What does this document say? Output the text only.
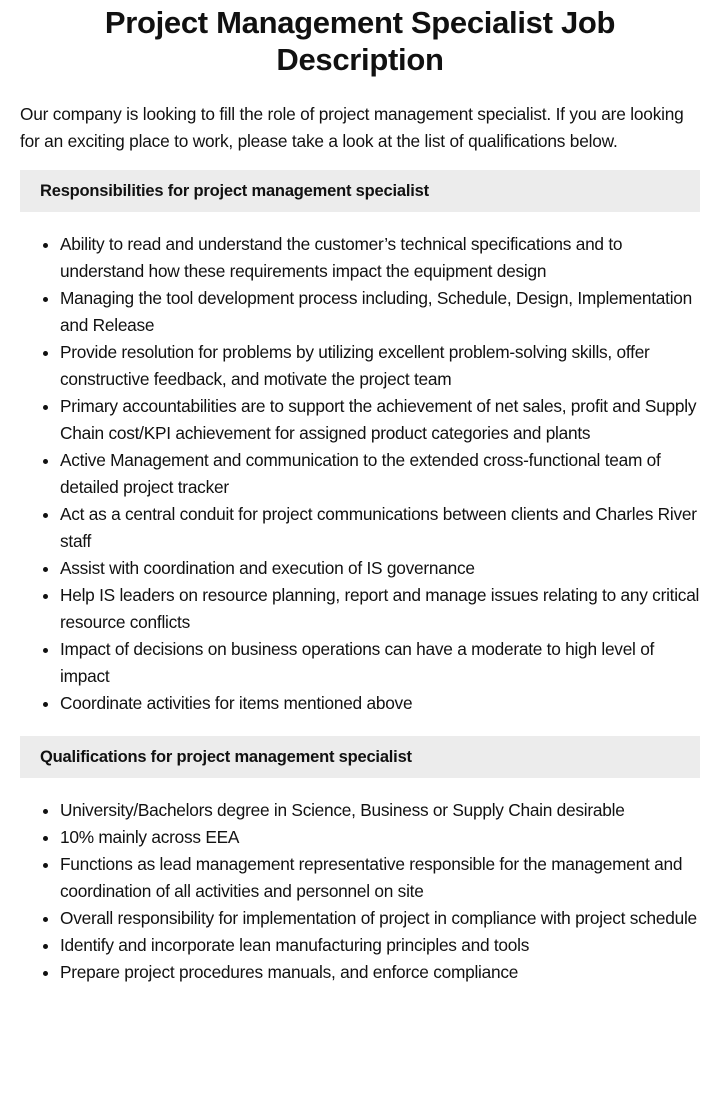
Project Management Specialist Job Description

Our company is looking to fill the role of project management specialist. If you are looking for an exciting place to work, please take a look at the list of qualifications below.

Responsibilities for project management specialist
• Ability to read and understand the customer’s technical specifications and to understand how these requirements impact the equipment design
• Managing the tool development process including, Schedule, Design, Implementation and Release
• Provide resolution for problems by utilizing excellent problem-solving skills, offer constructive feedback, and motivate the project team
• Primary accountabilities are to support the achievement of net sales, profit and Supply Chain cost/KPI achievement for assigned product categories and plants
• Active Management and communication to the extended cross-functional team of detailed project tracker
• Act as a central conduit for project communications between clients and Charles River staff
• Assist with coordination and execution of IS governance
• Help IS leaders on resource planning, report and manage issues relating to any critical resource conflicts
• Impact of decisions on business operations can have a moderate to high level of impact
• Coordinate activities for items mentioned above
Qualifications for project management specialist
• University/Bachelors degree in Science, Business or Supply Chain desirable
• 10% mainly across EEA
• Functions as lead management representative responsible for the management and coordination of all activities and personnel on site
• Overall responsibility for implementation of project in compliance with project schedule
• Identify and incorporate lean manufacturing principles and tools
• Prepare project procedures manuals, and enforce compliance
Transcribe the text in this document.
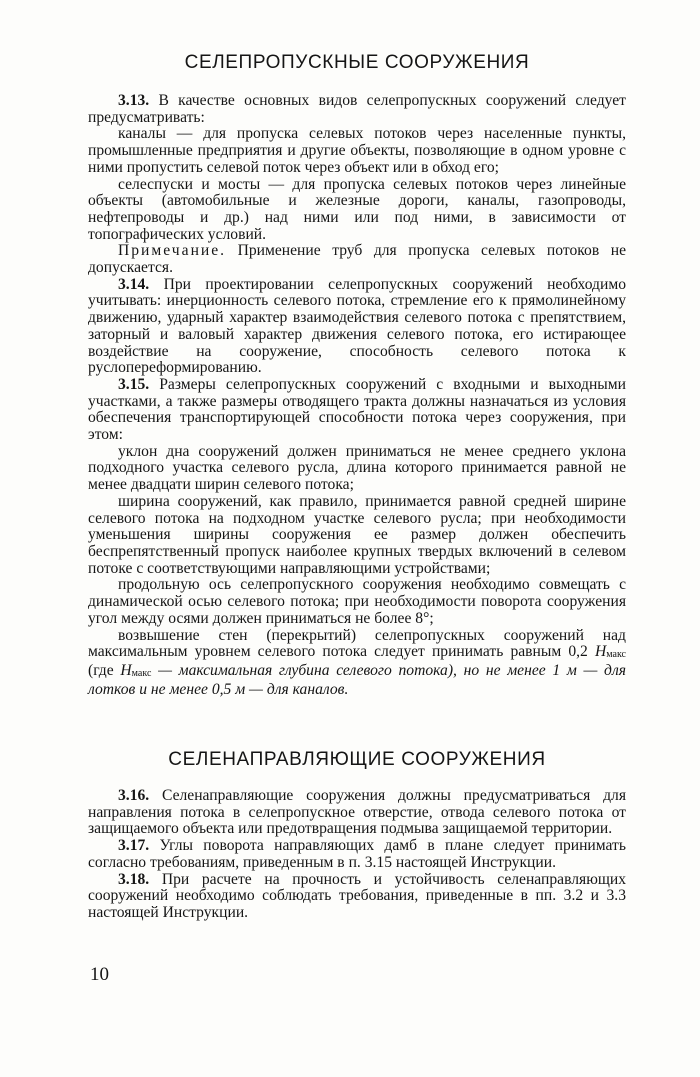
СЕЛЕПРОПУСКНЫЕ СООРУЖЕНИЯ

3.13. В качестве основных видов селепропускных сооружений следует предусматривать:

каналы — для пропуска селевых потоков через населенные пункты, промышленные предприятия и другие объекты, позволяющие в одном уровне с ними пропустить селевой поток через объект или в обход его;

селеспуски и мосты — для пропуска селевых потоков через линейные объекты (автомобильные и железные дороги, каналы, газопроводы, нефтепроводы и др.) над ними или под ними, в зависимости от топографических условий.

Примечание. Применение труб для пропуска селевых потоков не допускается.

3.14. При проектировании селепропускных сооружений необходимо учитывать: инерционность селевого потока, стремление его к прямолинейному движению, ударный характер взаимодействия селевого потока с препятствием, заторный и валовый характер движения селевого потока, его истирающее воздействие на сооружение, способность селевого потока к руслопереформированию.

3.15. Размеры селепропускных сооружений с входными и выходными участками, а также размеры отводящего тракта должны назначаться из условия обеспечения транспортирующей способности потока через сооружения, при этом:

уклон дна сооружений должен приниматься не менее среднего уклона подходного участка селевого русла, длина которого принимается равной не менее двадцати ширин селевого потока;

ширина сооружений, как правило, принимается равной средней ширине селевого потока на подходном участке селевого русла; при необходимости уменьшения ширины сооружения ее размер должен обеспечить беспрепятственный пропуск наиболее крупных твердых включений в селевом потоке с соответствующими направляющими устройствами;

продольную ось селепропускного сооружения необходимо совмещать с динамической осью селевого потока; при необходимости поворота сооружения угол между осями должен приниматься не более 8°;

возвышение стен (перекрытий) селепропускных сооружений над максимальным уровнем селевого потока следует принимать равным 0,2 $H_{макс}$ (где $H_{макс}$ — максимальная глубина селевого потока), но не менее 1 м — для лотков и не менее 0,5 м — для каналов.

СЕЛЕНАПРАВЛЯЮЩИЕ СООРУЖЕНИЯ

3.16. Селенаправляющие сооружения должны предусматриваться для направления потока в селепропускное отверстие, отвода селевого потока от защищаемого объекта или предотвращения подмыва защищаемой территории.

3.17. Углы поворота направляющих дамб в плане следует принимать согласно требованиям, приведенным в п. 3.15 настоящей Инструкции.

3.18. При расчете на прочность и устойчивость селенаправляющих сооружений необходимо соблюдать требования, приведенные в пп. 3.2 и 3.3 настоящей Инструкции.

10
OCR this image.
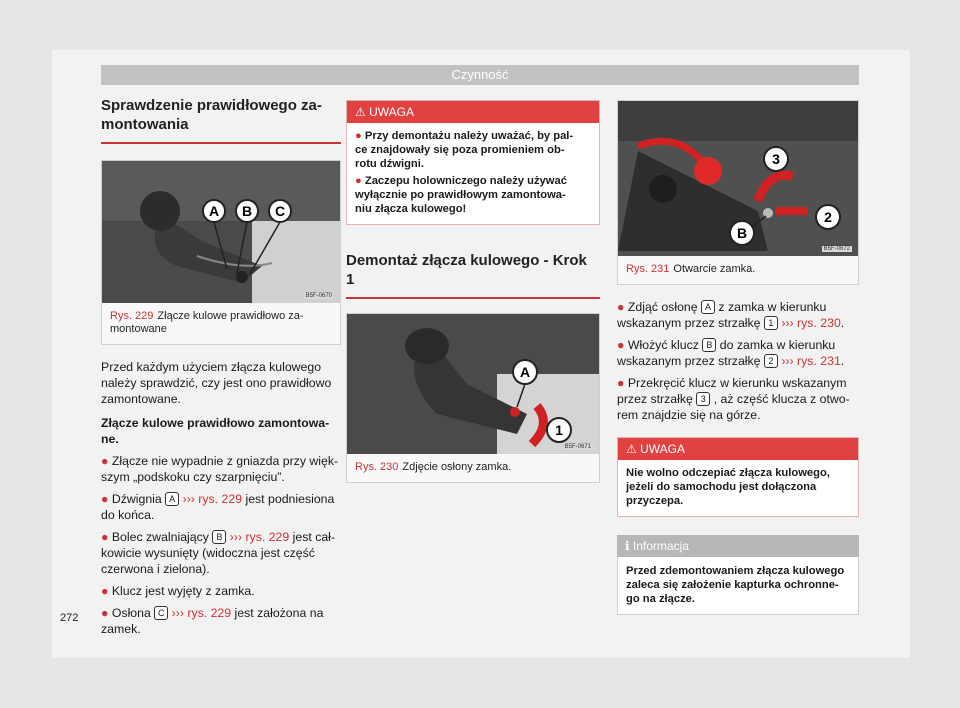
Czynność
Sprawdzenie prawidłowego za-
montowania
A B C
B5F-0670
Rys. 229 Złącze kulowe prawidłowo za-
montowane

Przed każdym użyciem złącza kulowego należy sprawdzić, czy jest ono prawidłowo zamontowane.

Złącze kulowe prawidłowo zamontowa-
ne.

● Złącze nie wypadnie z gniazda przy więk-
szym „podskoku czy szarpnięciu”.

● Dźwignia A ››› rys. 229 jest podniesiona do końca.

● Bolec zwalniający B ››› rys. 229 jest cał-
kowicie wysunięty (widoczna jest część czerwona i zielona).

● Klucz jest wyjęty z zamka.

● Osłona C ››› rys. 229 jest założona na zamek.

⚠ UWAGA
● Przy demontażu należy uważać, by pal-
ce znajdowały się poza promieniem ob-
rotu dźwigni.
● Zaczepu holowniczego należy używać wyłącznie po prawidłowym zamontowa-
niu złącza kulowego!
Demontaż złącza kulowego - Krok
1
A
1
B5F-0671
Rys. 230 Zdjęcie osłony zamka.
3
2
B
B5F-0672
Rys. 231 Otwarcie zamka.

● Zdjąć osłonę A z zamka w kierunku wskazanym przez strzałkę 1 ››› rys. 230.

● Włożyć klucz B do zamka w kierunku wskazanym przez strzałkę 2 ››› rys. 231.

● Przekręcić klucz w kierunku wskazanym przez strzałkę 3 , aż część klucza z otwo-
rem znajdzie się na górze.

⚠ UWAGA
Nie wolno odczepiać złącza kulowego, jeżeli do samochodu jest dołączona przyczepa.
ℹ Informacja
Przed zdemontowaniem złącza kulowego zaleca się założenie kapturka ochronne-
go na złącze.
272
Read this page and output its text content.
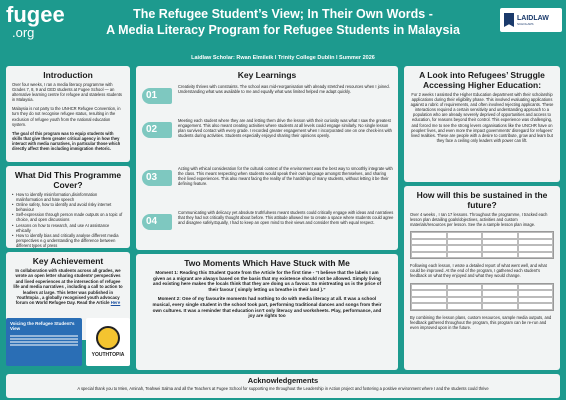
fugee
.org
The Refugee Student’s View; In Their Own Words -
A Media Literacy Program for Refugee Students in Malaysia
LAIDLAW
SCHOLARS
Laidlaw Scholar: Rwan Elmileik I Trinity College Dublin I Summer 2026
Introduction
Over four weeks, I ran a media literacy programme with Grades 7, 8, 9 and GED students at Fugee School — an alternative learning centre for refugee and stateless students in Malaysia.
Malaysia is not party to the UNHCR Refugee Convention, in turn they do not recognise refugee status, resulting in the exclusion of refugee youth from the national education system.
The goal of this program was to equip students with skills that give them greater critical agency in how they interact with media narratives, in particular those which directly affect them including immigration rhetoric.
What Did This Programme Cover?
• How to identify misinformation,disinformation malinformation and hate speech
• Online safety, how to identify and avoid risky internet behaviour
• Self-expression through person made outputs on a topic of choice, and open discussions
• Lessons on how to research, and use AI assistance ethically
• How to identify bias and critically analyse different media perspectives e.g understanding the difference between different types of press
Key Achievement
In collaboration with students across all grades, we wrote an open letter sharing students’ perspectives and lived experiences at the intersection of refugee life and media narratives , including a call to action to leaders at large. This letter was published in Youthtopia , a globally recognised youth advocacy forum on World Refugee Day. Read the Article Here
Voicing the Refugee Student’s View
YOUTHTOPIA
Key Learnings
01
Creativity thrives with constraints. The school was mid-reorganisation with already stretched resources when I joined. Understanding what was available to me and equally what was limited helped me adapt quickly.
02
Meeting each student where they are and letting them drive the lesson with their curiosity was what I saw the greatest engagement. This also meant creating activities where students at all levels could engage similarly. No single lesson plan survived contact with every grade. I recorded greater engagement when I incorporated one on one check-ins with students during activities. Students especially enjoyed sharing their opinions openly.
03
Acting with ethical consideration for the cultural context of the environment was the best way to smoothly integrate with the class. This meant respecting when students would speak their own language amongst themselves, and sharing their lived experiences. This also meant facing the reality of the hardships of many students, without letting it be their defining feature.
04
Communicating with delicacy yet absolute truthfulness meant students could critically engage with ideas and narratives that they had not critically thought about before. This attitude allowed me to create a space where students could agree and disagree safely.Equally, I had to keep an open mind to their views and consider them with equal respect.
Two Moments Which Have Stuck with Me
Moment 1: Reading this Student Quote from the Article for the first time - “I believe that the labels I am given as a migrant are always based on the basis that my existence should not be allowed. Simply living and existing here makes the locals think that they are doing us a favour. So mistreating us is the price of their favour ( simply letting us breathe in their land ).”
Moment 2: One of my favourite moments had nothing to do with media literacy at all. It was a school musical, every single student in the school took part, performing traditional dances and songs from their own cultures. It was a reminder that education isn’t only literacy and worksheets. Play, performance, and joy are rights too
A Look into Refugees’ Struggle Accessing Higher Education:
For 2 weeks I assisted the Higher Education department with their scholarship applications during their eligibility phase. This involved evaluating applications against a rubric of requirements, and often involved rejecting applicants. These interactions required a certain sensitivity and understanding approach to a population who are already severely deprived of opportunities and access to education, for reasons beyond their control. This experience was challenging, and forced me to see the strong levers organisations like the UNCHR have on peoples’ lives, and even more the impact governments’ disregard for refugees’ lived realities. These are people with a desire to contribute, grow and learn but they face a ceiling only leaders with power can lift.
How will this be sustained in the future?
Over 4 weeks , I ran 17 lessons. Throughout the programme, I tracked each lesson plan detailing goals/objectives, activities and custom materials/resources per lesson. See the a sample lesson plan image.
Following each lesson, I wrote a detailed report of what went well, and what could be improved. At the end of the program, I gathered each student’s feedback on what they enjoyed and what they would change.
By combining the lesson plans, custom resources, sample media outputs, and feedback gathered throughout the program, this program can be re-run and even improved upon in the future.
Acknowledgements
A special thank you to Mien, Aminah, Teahwei Salma and all the Teachers at Fugee School for supporting me throughout the Leadership in Action project and fostering a positive environment where I and the students could thrive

What you will do ::
Look through the entries above and report each line where the string "необходимости" occurs.

Right answer ::
ширина сооружений, как правило, принимается равной средней ширине селевого потока на подходном участке селевого русла; при необходимости уменьшения ширины сооружения ее размер должен обеспечить беспрепятственный пропуск наиболее крупных твердых включений в селевом потоке с соответствующими направляющими устройствами;
продольную ось селепропускного сооружения необходимо совмещать с динамической осью селевого потока; при необходимости поворота сооружения угол между осями должен приниматься не более 8°;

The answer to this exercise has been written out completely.